┌──
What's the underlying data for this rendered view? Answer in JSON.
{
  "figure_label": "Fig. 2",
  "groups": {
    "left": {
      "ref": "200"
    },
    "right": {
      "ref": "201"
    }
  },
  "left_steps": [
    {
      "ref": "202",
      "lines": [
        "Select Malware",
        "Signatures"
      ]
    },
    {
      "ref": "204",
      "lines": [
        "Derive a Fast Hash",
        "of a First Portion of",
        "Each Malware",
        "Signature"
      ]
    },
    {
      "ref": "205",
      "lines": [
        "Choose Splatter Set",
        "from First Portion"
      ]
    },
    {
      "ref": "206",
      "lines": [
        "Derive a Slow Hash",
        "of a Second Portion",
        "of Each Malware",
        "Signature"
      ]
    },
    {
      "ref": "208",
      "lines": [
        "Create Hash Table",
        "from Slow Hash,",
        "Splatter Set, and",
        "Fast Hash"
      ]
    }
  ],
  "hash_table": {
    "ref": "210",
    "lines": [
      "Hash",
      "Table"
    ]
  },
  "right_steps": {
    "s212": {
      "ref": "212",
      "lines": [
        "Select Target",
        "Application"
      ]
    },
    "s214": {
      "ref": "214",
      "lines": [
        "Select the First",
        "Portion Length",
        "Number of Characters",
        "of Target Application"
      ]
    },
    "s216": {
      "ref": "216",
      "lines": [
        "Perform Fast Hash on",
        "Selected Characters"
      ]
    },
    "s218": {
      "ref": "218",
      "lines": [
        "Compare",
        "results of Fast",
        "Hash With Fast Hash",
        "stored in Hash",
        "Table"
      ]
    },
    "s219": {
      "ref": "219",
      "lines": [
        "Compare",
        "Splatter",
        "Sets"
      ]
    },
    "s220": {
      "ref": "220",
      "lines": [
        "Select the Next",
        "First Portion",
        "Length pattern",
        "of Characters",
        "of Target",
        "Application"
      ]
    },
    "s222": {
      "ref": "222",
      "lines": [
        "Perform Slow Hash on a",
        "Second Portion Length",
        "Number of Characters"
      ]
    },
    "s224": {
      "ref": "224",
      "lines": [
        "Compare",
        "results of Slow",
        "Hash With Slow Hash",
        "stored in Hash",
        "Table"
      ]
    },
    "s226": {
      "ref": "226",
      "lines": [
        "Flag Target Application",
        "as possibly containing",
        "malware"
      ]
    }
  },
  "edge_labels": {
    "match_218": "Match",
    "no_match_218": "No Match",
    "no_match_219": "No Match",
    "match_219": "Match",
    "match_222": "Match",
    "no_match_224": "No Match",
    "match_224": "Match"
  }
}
└──
## What you are asked to do
Pull out all lines from the entries above that include the word "Target".

## Task answer
        "Select Target",
        "of Target Application"
        "of Target",
        "Flag Target Application",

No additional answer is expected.